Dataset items

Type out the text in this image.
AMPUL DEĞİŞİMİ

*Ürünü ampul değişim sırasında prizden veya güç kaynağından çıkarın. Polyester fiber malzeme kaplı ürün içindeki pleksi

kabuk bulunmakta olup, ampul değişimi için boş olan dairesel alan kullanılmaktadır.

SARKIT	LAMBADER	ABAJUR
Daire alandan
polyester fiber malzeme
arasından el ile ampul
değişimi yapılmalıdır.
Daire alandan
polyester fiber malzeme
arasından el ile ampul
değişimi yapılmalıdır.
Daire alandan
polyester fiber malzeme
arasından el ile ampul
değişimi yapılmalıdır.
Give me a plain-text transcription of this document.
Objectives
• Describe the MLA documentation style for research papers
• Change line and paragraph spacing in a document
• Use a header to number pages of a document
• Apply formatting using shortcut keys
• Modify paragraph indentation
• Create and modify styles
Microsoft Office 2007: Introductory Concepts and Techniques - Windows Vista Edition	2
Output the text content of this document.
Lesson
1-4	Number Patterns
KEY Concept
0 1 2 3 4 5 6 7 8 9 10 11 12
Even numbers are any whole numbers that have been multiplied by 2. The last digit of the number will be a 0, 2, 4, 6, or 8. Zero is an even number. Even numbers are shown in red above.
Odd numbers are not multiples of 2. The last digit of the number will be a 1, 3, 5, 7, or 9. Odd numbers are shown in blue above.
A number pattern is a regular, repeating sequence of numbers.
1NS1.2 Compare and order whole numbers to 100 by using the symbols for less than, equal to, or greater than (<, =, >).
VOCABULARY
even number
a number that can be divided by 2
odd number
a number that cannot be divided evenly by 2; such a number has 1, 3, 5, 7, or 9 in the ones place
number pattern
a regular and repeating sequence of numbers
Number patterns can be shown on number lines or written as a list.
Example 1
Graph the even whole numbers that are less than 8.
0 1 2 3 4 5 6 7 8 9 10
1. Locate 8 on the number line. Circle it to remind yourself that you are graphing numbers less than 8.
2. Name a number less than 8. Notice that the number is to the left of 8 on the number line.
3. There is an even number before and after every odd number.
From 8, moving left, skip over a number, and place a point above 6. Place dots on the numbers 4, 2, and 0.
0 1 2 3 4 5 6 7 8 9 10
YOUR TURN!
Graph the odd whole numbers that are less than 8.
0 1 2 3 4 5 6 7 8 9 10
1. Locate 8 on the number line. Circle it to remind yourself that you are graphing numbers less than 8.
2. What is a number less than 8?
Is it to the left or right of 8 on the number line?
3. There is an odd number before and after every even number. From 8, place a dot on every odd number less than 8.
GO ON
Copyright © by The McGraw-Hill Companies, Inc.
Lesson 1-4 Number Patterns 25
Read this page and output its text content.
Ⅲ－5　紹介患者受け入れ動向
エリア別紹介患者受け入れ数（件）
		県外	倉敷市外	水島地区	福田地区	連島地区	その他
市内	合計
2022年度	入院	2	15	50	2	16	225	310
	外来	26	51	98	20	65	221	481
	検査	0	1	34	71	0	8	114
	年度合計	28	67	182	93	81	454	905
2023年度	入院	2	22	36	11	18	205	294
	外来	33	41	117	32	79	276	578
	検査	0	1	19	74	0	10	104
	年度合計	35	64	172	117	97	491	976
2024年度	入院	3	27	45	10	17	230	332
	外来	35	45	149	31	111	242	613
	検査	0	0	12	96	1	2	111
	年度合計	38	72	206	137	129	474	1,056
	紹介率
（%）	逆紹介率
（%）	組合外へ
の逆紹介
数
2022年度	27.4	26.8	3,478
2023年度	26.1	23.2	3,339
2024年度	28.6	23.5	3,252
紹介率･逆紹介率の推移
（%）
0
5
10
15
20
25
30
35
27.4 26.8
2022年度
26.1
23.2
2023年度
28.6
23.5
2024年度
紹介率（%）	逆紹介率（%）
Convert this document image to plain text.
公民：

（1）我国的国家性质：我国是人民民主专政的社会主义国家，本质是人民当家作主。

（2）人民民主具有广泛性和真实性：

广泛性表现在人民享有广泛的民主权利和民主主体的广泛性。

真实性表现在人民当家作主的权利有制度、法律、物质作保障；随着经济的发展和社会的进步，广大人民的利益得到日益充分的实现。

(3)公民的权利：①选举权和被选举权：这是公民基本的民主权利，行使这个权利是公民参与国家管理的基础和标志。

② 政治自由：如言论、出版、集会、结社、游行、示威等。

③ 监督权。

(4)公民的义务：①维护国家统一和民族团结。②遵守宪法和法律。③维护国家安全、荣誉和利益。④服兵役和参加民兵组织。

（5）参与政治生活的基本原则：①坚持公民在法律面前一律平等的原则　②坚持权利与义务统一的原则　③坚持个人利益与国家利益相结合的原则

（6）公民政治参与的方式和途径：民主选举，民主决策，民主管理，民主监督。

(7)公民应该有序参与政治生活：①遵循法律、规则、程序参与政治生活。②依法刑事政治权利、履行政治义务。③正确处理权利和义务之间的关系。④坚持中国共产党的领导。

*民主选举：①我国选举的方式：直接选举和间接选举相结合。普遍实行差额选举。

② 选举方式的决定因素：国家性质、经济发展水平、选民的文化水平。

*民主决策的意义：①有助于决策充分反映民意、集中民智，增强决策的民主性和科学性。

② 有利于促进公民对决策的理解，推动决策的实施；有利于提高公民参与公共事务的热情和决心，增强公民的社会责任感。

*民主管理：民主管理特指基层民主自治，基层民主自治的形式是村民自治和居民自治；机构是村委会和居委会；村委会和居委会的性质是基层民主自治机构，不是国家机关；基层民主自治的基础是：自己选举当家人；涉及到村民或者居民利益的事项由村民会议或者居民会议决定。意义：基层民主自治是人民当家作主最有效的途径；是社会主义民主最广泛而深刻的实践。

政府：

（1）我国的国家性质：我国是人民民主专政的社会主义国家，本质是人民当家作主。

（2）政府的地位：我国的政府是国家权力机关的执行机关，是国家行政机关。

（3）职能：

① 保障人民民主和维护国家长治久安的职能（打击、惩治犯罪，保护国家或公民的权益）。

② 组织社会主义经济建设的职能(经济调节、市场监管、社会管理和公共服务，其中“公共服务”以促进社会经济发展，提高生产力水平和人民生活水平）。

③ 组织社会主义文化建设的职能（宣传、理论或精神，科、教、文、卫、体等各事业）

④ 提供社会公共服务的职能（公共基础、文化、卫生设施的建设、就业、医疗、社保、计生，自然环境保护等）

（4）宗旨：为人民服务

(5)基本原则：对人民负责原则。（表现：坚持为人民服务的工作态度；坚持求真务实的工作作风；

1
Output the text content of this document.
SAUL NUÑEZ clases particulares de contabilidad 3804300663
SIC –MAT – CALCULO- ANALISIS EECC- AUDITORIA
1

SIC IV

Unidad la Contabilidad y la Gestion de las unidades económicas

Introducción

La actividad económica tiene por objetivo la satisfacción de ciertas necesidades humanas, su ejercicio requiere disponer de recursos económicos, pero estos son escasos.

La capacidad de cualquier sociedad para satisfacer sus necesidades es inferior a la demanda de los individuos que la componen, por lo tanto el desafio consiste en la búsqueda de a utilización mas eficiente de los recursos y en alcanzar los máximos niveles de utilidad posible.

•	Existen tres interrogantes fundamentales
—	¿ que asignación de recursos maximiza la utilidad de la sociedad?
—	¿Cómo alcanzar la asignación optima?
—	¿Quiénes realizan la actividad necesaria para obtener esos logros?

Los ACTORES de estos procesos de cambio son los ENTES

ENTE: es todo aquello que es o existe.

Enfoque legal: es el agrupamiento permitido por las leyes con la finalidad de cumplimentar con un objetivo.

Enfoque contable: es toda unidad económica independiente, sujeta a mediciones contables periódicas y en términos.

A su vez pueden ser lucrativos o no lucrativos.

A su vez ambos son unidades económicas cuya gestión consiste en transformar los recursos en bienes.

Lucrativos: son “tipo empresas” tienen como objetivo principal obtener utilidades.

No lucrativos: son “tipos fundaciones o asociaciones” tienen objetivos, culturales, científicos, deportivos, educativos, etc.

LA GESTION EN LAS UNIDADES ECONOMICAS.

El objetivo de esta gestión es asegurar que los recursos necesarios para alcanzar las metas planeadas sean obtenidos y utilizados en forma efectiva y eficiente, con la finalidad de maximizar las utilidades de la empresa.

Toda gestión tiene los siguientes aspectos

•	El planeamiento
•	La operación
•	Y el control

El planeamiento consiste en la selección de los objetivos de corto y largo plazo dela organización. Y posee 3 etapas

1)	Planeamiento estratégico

» Exercise objective
Check each line of the data above for the word "consiste", then state how many lines have it. Give the number alone.

» Result for this exercise
3